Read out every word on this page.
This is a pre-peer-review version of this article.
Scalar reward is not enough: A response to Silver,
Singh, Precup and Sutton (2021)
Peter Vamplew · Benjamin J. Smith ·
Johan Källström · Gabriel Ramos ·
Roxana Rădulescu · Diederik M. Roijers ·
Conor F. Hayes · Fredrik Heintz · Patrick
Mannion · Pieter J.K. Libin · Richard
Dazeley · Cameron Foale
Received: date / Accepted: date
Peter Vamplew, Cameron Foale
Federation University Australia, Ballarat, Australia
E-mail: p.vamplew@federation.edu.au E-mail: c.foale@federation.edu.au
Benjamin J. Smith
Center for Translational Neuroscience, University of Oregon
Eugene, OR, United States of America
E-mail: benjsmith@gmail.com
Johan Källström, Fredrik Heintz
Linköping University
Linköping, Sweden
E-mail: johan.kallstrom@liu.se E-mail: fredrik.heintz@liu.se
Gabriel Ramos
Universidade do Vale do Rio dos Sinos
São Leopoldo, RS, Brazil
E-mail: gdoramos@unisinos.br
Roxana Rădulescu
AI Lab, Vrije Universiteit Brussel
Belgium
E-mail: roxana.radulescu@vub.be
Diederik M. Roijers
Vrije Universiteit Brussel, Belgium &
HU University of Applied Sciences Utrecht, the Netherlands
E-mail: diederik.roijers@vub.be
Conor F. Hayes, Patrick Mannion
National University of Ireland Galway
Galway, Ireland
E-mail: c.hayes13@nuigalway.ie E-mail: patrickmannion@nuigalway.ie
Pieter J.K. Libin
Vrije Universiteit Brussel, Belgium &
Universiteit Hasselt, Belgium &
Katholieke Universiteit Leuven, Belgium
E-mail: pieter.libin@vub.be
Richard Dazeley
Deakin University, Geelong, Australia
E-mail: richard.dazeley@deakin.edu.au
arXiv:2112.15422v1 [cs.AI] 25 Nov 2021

● **What the exercise asks**:
Copy out all of the records above with nothing altered.

● **Exercise response**:
Read out every word on this page.
This is a pre-peer-review version of this article.
Scalar reward is not enough: A response to Silver,
Singh, Precup and Sutton (2021)
Peter Vamplew · Benjamin J. Smith ·
Johan Källström · Gabriel Ramos ·
Roxana Rădulescu · Diederik M. Roijers ·
Conor F. Hayes · Fredrik Heintz · Patrick
Mannion · Pieter J.K. Libin · Richard
Dazeley · Cameron Foale
Received: date / Accepted: date
Peter Vamplew, Cameron Foale
Federation University Australia, Ballarat, Australia
E-mail: p.vamplew@federation.edu.au E-mail: c.foale@federation.edu.au
Benjamin J. Smith
Center for Translational Neuroscience, University of Oregon
Eugene, OR, United States of America
E-mail: benjsmith@gmail.com
Johan Källström, Fredrik Heintz
Linköping University
Linköping, Sweden
E-mail: johan.kallstrom@liu.se E-mail: fredrik.heintz@liu.se
Gabriel Ramos
Universidade do Vale do Rio dos Sinos
São Leopoldo, RS, Brazil
E-mail: gdoramos@unisinos.br
Roxana Rădulescu
AI Lab, Vrije Universiteit Brussel
Belgium
E-mail: roxana.radulescu@vub.be
Diederik M. Roijers
Vrije Universiteit Brussel, Belgium &
HU University of Applied Sciences Utrecht, the Netherlands
E-mail: diederik.roijers@vub.be
Conor F. Hayes, Patrick Mannion
National University of Ireland Galway
Galway, Ireland
E-mail: c.hayes13@nuigalway.ie E-mail: patrickmannion@nuigalway.ie
Pieter J.K. Libin
Vrije Universiteit Brussel, Belgium &
Universiteit Hasselt, Belgium &
Katholieke Universiteit Leuven, Belgium
E-mail: pieter.libin@vub.be
Richard Dazeley
Deakin University, Geelong, Australia
E-mail: richard.dazeley@deakin.edu.au
arXiv:2112.15422v1 [cs.AI] 25 Nov 2021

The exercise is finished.